GIVEN EXERCISE: Which lines in the material below contain the word "Marlene"? Copy each of them.

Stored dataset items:
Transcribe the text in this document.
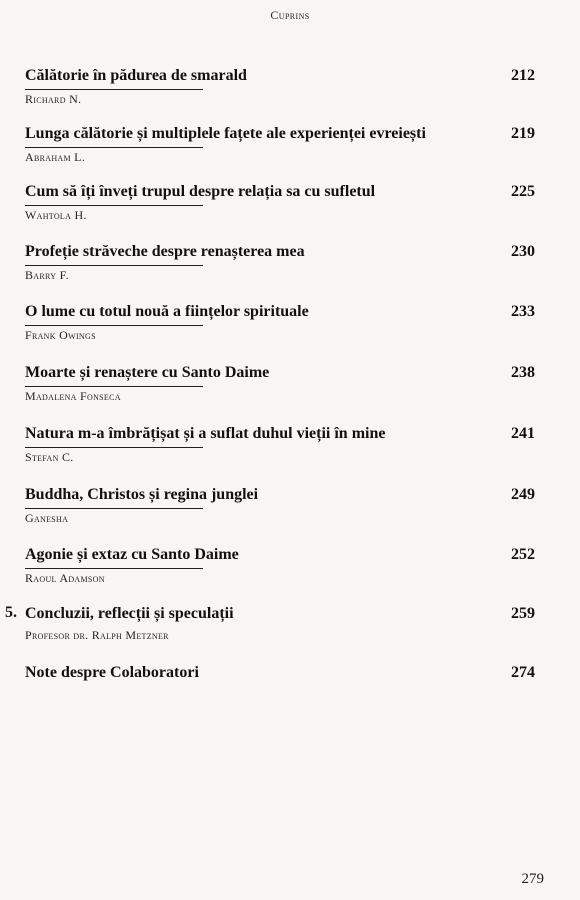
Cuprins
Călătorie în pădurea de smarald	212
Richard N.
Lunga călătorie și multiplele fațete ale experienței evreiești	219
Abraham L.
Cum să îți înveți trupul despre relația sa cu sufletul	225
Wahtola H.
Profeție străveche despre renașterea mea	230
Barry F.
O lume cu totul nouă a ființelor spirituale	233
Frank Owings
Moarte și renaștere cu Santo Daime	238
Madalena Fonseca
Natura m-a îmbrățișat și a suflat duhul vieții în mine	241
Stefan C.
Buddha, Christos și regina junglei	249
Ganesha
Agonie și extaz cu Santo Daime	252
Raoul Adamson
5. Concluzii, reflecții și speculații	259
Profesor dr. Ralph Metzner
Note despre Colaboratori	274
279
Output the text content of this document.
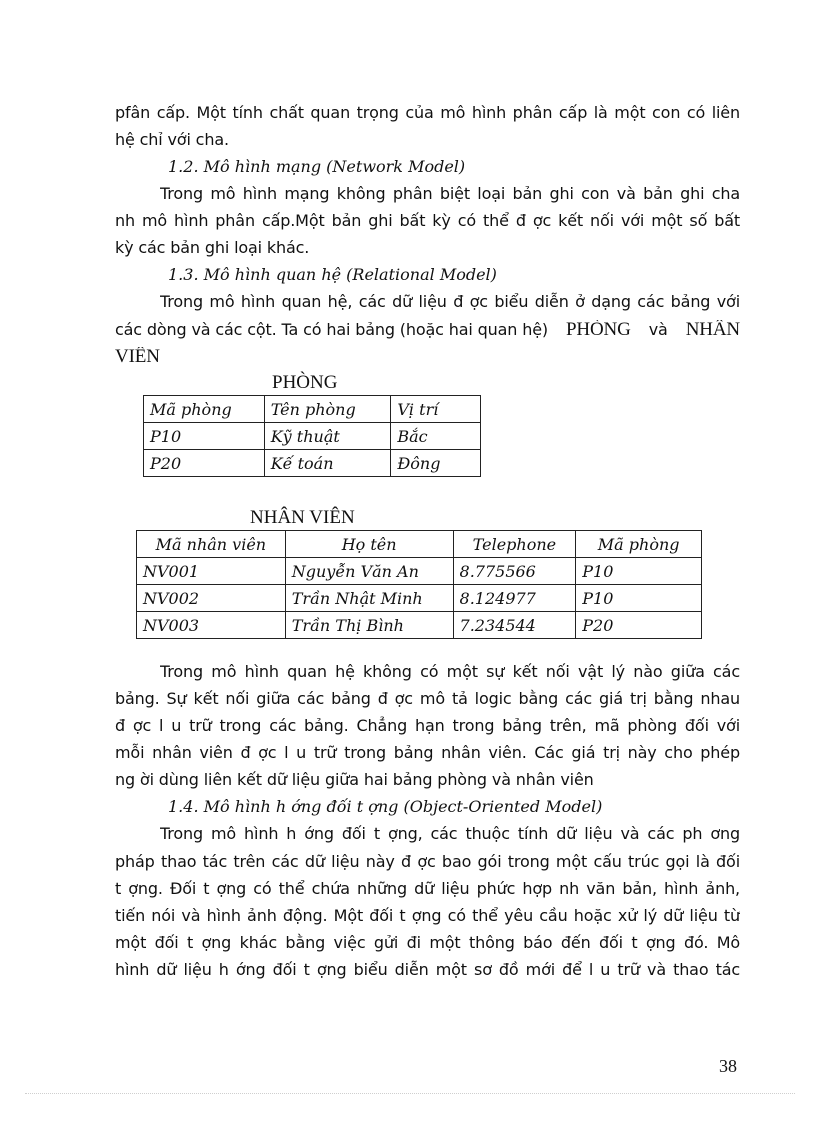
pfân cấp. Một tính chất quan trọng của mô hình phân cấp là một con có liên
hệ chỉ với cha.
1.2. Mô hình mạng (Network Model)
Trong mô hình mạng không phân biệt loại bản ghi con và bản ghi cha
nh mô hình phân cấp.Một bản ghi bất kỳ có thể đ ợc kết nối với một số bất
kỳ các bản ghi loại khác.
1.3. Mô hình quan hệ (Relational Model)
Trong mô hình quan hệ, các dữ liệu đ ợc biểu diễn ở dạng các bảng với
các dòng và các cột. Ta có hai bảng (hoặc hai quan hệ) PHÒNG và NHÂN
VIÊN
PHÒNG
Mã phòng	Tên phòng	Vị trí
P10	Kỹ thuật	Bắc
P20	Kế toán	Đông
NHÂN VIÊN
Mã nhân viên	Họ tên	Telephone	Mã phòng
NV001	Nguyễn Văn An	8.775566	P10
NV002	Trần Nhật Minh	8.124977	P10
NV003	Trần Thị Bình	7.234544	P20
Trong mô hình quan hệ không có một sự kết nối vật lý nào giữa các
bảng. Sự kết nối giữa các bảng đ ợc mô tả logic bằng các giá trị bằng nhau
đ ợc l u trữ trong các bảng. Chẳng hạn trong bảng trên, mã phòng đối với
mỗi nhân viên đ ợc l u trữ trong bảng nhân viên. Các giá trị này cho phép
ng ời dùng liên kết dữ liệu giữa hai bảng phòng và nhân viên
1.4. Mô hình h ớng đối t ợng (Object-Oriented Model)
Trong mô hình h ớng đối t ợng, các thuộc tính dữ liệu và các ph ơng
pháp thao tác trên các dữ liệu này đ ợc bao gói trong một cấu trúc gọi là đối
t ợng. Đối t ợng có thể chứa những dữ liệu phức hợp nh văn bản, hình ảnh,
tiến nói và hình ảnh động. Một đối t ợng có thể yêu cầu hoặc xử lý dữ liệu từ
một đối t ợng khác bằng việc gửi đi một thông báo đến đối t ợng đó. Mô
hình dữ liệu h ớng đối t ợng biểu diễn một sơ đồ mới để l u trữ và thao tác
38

* * *

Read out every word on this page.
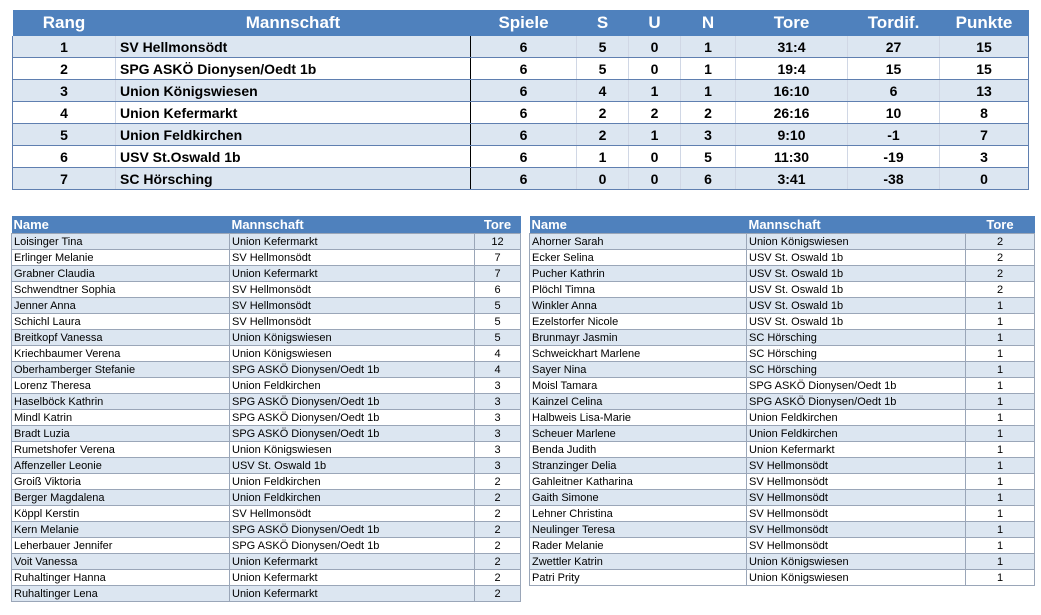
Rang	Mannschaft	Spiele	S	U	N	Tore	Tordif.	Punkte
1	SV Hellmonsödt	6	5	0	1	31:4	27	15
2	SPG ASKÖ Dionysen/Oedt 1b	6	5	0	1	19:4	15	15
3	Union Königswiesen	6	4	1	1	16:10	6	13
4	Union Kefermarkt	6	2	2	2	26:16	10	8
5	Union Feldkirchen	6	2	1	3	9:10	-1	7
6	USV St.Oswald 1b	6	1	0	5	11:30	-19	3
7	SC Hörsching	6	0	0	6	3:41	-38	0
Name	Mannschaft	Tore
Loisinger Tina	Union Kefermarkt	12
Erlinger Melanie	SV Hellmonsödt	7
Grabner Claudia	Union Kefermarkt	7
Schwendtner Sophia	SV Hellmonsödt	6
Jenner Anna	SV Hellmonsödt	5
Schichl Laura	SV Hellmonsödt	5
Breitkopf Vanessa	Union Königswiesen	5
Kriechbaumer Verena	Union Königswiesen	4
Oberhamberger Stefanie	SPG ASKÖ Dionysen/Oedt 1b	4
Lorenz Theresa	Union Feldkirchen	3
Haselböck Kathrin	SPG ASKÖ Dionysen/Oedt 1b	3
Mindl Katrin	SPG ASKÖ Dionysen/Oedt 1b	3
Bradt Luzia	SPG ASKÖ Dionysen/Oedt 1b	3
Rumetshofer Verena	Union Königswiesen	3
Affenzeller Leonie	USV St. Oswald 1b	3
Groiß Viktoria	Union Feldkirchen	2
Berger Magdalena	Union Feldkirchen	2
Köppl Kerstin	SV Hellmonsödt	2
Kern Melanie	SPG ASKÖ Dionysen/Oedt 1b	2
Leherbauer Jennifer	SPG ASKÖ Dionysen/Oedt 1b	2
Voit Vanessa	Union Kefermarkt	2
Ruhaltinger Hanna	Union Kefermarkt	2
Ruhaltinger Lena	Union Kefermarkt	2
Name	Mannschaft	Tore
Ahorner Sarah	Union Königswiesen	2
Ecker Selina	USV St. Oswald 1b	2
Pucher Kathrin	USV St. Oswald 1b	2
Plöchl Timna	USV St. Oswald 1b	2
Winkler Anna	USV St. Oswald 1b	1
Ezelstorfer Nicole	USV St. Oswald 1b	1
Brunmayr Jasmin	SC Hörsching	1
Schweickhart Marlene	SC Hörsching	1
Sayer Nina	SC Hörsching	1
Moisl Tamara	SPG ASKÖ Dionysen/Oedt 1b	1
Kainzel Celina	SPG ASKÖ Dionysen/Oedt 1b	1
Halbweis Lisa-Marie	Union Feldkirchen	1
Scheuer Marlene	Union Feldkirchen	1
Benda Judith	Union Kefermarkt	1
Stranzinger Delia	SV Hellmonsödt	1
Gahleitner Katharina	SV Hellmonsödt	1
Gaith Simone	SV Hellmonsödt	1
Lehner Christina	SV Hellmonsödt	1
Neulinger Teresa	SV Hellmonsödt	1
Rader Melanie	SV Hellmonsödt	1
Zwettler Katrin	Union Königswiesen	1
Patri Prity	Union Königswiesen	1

--

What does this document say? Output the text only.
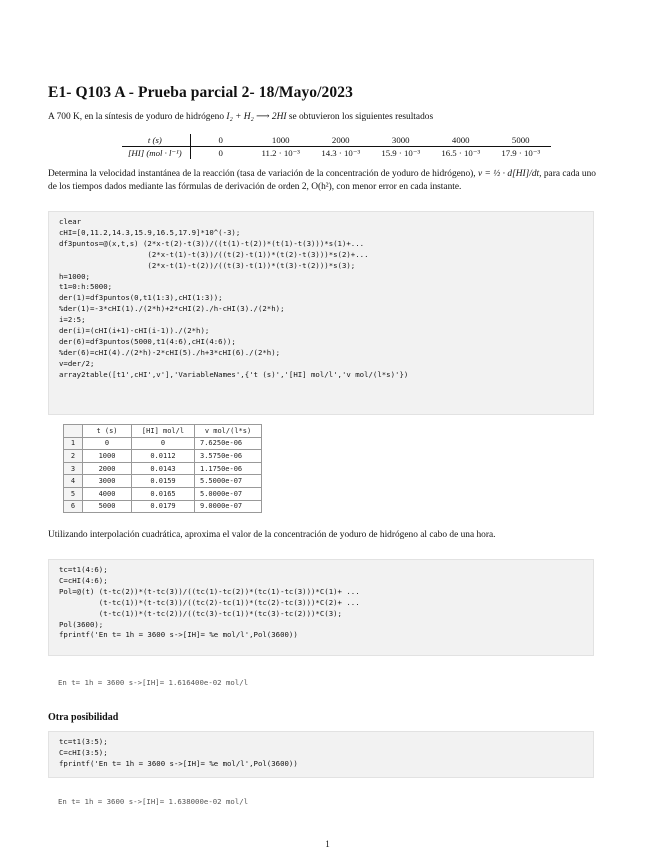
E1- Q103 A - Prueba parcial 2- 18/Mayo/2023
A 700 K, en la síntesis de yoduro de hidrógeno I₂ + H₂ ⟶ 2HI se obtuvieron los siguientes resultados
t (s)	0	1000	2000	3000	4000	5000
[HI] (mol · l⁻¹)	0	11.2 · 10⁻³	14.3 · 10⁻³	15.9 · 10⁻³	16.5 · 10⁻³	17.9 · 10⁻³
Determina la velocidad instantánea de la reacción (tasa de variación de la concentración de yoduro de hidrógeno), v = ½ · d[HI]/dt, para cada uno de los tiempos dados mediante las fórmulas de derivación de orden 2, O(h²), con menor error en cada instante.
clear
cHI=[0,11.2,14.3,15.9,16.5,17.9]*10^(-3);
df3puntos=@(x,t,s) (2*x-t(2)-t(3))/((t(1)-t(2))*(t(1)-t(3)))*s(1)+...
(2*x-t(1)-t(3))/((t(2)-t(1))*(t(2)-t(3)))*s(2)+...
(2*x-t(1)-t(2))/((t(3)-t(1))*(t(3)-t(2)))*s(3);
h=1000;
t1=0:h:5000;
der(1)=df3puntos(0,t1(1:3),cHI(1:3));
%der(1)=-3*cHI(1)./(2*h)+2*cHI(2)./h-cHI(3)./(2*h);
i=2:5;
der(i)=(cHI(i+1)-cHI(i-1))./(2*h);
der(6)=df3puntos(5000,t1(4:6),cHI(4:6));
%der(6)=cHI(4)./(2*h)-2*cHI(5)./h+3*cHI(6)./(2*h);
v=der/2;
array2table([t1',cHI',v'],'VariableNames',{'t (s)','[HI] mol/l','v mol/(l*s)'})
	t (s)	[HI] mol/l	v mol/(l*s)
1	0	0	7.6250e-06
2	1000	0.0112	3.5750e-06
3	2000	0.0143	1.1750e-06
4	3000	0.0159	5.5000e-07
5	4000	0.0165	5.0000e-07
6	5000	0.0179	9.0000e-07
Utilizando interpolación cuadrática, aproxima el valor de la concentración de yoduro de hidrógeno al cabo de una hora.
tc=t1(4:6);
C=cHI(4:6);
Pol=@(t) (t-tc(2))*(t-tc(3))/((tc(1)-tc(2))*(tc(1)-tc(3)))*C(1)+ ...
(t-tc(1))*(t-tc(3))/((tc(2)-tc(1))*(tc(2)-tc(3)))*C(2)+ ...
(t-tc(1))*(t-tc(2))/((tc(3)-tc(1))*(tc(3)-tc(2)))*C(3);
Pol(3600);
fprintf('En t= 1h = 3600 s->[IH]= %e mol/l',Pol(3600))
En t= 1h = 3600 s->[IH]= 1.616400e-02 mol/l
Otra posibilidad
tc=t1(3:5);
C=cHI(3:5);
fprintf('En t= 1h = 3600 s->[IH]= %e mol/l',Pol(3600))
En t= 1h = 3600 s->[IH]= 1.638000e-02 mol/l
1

ANSWER FOR THIS EXERCISE:
Schweickhart Marlene	SC Hörsching	1
Scheuer Marlene	Union Feldkirchen	1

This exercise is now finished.